### [Your goal]
Please give the data below again in full, exactly as it stands.

[Records from a collection]
-.-.-
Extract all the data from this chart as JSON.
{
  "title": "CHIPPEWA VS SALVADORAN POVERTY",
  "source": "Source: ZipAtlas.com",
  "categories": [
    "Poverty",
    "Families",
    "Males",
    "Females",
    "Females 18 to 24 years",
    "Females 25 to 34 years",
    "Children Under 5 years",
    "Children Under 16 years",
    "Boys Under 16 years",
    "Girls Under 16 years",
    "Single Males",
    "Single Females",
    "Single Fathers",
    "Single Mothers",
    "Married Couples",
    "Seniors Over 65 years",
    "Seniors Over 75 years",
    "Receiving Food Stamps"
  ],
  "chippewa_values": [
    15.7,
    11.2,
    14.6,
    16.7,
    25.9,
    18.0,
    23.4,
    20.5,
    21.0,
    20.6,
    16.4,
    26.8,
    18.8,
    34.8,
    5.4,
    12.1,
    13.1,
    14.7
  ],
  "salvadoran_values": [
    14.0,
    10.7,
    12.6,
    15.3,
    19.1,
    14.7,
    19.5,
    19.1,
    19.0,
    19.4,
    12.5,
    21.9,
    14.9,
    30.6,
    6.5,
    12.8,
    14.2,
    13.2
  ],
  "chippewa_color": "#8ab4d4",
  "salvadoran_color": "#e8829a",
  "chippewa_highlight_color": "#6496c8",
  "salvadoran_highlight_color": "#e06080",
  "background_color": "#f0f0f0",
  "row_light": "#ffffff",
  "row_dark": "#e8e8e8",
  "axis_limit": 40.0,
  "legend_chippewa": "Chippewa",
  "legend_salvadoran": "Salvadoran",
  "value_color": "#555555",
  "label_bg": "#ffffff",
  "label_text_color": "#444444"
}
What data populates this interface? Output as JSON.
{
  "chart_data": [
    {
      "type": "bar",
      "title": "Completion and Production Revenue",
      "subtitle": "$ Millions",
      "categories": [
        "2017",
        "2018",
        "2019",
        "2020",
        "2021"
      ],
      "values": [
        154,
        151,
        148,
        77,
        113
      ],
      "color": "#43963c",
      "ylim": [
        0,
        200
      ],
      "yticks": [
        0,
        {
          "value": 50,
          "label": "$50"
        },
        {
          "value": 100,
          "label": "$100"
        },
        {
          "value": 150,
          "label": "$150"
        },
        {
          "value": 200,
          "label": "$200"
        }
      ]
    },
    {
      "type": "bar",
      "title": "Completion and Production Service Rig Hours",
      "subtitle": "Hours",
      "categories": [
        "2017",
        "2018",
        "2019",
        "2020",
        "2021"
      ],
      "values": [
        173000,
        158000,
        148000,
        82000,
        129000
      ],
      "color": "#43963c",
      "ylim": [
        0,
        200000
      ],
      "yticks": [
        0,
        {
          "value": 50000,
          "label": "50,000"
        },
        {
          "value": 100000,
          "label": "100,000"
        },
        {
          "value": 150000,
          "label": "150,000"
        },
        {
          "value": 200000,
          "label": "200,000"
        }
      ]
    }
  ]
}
-.-.-
### [Task result]
Extract all the data from this chart as JSON.
{
  "title": "CHIPPEWA VS SALVADORAN POVERTY",
  "source": "Source: ZipAtlas.com",
  "categories": [
    "Poverty",
    "Families",
    "Males",
    "Females",
    "Females 18 to 24 years",
    "Females 25 to 34 years",
    "Children Under 5 years",
    "Children Under 16 years",
    "Boys Under 16 years",
    "Girls Under 16 years",
    "Single Males",
    "Single Females",
    "Single Fathers",
    "Single Mothers",
    "Married Couples",
    "Seniors Over 65 years",
    "Seniors Over 75 years",
    "Receiving Food Stamps"
  ],
  "chippewa_values": [
    15.7,
    11.2,
    14.6,
    16.7,
    25.9,
    18.0,
    23.4,
    20.5,
    21.0,
    20.6,
    16.4,
    26.8,
    18.8,
    34.8,
    5.4,
    12.1,
    13.1,
    14.7
  ],
  "salvadoran_values": [
    14.0,
    10.7,
    12.6,
    15.3,
    19.1,
    14.7,
    19.5,
    19.1,
    19.0,
    19.4,
    12.5,
    21.9,
    14.9,
    30.6,
    6.5,
    12.8,
    14.2,
    13.2
  ],
  "chippewa_color": "#8ab4d4",
  "salvadoran_color": "#e8829a",
  "chippewa_highlight_color": "#6496c8",
  "salvadoran_highlight_color": "#e06080",
  "background_color": "#f0f0f0",
  "row_light": "#ffffff",
  "row_dark": "#e8e8e8",
  "axis_limit": 40.0,
  "legend_chippewa": "Chippewa",
  "legend_salvadoran": "Salvadoran",
  "value_color": "#555555",
  "label_bg": "#ffffff",
  "label_text_color": "#444444"
}
What data populates this interface? Output as JSON.
{
  "chart_data": [
    {
      "type": "bar",
      "title": "Completion and Production Revenue",
      "subtitle": "$ Millions",
      "categories": [
        "2017",
        "2018",
        "2019",
        "2020",
        "2021"
      ],
      "values": [
        154,
        151,
        148,
        77,
        113
      ],
      "color": "#43963c",
      "ylim": [
        0,
        200
      ],
      "yticks": [
        0,
        {
          "value": 50,
          "label": "$50"
        },
        {
          "value": 100,
          "label": "$100"
        },
        {
          "value": 150,
          "label": "$150"
        },
        {
          "value": 200,
          "label": "$200"
        }
      ]
    },
    {
      "type": "bar",
      "title": "Completion and Production Service Rig Hours",
      "subtitle": "Hours",
      "categories": [
        "2017",
        "2018",
        "2019",
        "2020",
        "2021"
      ],
      "values": [
        173000,
        158000,
        148000,
        82000,
        129000
      ],
      "color": "#43963c",
      "ylim": [
        0,
        200000
      ],
      "yticks": [
        0,
        {
          "value": 50000,
          "label": "50,000"
        },
        {
          "value": 100000,
          "label": "100,000"
        },
        {
          "value": 150000,
          "label": "150,000"
        },
        {
          "value": 200000,
          "label": "200,000"
        }
      ]
    }
  ]
}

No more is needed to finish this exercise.